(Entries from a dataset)

===============

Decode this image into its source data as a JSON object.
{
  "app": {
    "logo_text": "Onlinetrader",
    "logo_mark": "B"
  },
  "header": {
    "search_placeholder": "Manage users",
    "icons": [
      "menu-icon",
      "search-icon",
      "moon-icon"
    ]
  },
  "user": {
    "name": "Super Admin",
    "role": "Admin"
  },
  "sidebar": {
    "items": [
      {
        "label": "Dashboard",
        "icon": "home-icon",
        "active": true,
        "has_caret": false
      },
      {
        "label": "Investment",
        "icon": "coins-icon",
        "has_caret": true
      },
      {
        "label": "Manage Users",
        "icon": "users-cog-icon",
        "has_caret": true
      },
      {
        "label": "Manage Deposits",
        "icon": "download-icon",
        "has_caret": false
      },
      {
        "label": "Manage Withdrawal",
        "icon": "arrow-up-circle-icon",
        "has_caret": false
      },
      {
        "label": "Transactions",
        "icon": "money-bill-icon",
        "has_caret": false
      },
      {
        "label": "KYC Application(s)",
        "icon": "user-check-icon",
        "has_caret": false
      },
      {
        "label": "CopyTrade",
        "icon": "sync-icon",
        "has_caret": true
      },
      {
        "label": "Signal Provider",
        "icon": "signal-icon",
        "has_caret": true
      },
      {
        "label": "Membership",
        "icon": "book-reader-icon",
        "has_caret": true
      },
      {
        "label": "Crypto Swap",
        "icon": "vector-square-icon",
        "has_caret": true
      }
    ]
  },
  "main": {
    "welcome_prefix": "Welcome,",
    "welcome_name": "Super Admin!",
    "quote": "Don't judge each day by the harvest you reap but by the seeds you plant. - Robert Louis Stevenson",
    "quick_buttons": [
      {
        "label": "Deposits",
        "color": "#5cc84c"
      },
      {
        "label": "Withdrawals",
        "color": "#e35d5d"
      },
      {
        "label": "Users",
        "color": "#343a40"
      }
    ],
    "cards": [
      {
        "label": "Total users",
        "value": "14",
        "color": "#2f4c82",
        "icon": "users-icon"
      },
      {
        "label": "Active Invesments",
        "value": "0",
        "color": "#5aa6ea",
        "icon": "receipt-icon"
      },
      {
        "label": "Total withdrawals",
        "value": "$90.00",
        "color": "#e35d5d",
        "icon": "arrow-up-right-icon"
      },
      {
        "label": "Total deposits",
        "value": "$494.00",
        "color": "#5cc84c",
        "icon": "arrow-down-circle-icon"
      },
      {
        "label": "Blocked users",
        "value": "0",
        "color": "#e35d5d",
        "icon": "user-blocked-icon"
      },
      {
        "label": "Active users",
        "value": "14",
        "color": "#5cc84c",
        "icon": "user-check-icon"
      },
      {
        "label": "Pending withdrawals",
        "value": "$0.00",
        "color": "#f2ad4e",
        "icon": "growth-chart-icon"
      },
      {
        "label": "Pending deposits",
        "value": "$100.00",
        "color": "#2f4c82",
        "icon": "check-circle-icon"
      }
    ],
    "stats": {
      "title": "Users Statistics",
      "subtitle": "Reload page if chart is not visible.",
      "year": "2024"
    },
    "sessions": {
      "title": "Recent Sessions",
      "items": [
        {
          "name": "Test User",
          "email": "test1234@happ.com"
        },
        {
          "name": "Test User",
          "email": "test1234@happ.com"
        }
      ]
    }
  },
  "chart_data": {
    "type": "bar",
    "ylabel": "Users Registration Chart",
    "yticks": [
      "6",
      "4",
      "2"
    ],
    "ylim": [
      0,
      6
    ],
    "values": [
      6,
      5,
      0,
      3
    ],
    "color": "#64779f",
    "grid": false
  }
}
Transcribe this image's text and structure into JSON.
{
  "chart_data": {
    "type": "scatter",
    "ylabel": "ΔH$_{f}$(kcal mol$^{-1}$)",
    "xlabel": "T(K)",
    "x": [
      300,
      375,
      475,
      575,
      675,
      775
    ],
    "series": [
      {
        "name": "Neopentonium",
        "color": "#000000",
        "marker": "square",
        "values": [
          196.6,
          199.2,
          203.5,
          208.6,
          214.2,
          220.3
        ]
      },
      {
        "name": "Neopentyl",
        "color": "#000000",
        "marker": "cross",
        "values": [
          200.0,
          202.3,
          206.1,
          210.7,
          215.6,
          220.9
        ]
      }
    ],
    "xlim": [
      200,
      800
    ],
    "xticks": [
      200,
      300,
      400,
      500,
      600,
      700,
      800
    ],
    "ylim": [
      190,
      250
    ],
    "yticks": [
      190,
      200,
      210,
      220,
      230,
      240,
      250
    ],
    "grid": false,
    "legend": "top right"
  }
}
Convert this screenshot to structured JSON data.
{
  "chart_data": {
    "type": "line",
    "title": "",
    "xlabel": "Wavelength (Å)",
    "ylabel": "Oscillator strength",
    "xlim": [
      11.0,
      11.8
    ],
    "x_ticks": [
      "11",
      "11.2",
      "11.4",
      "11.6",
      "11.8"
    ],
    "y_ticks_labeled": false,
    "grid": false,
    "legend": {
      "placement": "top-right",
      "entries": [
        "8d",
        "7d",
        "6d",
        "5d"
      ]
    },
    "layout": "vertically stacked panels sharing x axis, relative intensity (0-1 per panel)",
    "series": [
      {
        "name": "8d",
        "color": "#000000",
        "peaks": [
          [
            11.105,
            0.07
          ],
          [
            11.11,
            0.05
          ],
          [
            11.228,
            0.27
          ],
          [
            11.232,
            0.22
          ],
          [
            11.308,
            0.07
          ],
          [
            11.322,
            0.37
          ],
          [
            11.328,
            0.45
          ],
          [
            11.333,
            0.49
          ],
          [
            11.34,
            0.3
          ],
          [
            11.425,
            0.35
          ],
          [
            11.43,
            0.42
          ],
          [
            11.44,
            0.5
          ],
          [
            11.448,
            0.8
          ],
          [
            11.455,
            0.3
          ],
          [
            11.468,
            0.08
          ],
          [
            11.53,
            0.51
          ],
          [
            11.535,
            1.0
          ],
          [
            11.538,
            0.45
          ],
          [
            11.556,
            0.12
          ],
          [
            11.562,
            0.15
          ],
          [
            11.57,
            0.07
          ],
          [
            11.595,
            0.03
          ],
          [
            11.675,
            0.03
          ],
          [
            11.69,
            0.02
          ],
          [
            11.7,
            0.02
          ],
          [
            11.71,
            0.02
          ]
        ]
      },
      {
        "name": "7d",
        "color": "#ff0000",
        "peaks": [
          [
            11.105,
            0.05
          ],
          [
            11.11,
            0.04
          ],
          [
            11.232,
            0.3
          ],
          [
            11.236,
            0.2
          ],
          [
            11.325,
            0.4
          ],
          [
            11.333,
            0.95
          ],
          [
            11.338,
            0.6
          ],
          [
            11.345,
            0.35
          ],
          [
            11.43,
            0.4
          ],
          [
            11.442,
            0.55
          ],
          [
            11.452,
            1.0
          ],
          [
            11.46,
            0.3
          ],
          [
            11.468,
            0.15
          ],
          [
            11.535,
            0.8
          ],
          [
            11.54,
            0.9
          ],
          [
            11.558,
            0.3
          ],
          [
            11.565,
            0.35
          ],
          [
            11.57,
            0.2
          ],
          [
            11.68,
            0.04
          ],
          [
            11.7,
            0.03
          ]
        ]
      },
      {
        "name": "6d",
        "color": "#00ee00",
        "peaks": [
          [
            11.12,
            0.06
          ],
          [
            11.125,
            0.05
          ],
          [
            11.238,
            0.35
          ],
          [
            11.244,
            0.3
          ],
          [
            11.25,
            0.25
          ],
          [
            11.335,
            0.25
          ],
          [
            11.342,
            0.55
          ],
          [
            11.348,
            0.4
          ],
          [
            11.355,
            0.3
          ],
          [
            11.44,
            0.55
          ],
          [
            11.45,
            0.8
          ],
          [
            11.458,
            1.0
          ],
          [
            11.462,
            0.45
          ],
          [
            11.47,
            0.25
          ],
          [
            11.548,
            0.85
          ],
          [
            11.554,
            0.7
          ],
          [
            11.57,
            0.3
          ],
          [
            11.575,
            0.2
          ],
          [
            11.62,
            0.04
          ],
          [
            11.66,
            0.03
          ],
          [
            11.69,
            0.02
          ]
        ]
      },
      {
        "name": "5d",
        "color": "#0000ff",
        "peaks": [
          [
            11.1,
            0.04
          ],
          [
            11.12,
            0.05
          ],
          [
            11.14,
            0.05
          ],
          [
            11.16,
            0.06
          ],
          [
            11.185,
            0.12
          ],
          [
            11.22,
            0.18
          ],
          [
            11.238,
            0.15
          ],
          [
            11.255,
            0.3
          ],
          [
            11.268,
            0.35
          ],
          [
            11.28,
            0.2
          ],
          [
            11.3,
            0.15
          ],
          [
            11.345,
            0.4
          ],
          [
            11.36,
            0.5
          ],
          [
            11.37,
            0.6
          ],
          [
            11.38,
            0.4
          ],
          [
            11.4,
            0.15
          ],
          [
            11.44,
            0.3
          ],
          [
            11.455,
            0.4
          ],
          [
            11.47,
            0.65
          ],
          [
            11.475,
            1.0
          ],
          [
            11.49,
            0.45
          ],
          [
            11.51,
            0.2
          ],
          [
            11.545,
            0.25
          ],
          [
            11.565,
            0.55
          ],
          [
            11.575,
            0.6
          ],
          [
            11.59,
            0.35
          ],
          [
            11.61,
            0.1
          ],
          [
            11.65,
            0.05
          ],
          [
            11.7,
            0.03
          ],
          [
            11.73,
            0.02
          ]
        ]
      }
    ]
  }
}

===============

Aim of the exercise: Go through the material and copy out every line with "Manage" in it.

In response:
    "search_placeholder": "Manage users",
        "label": "Manage Users",
        "label": "Manage Deposits",
        "label": "Manage Withdrawal",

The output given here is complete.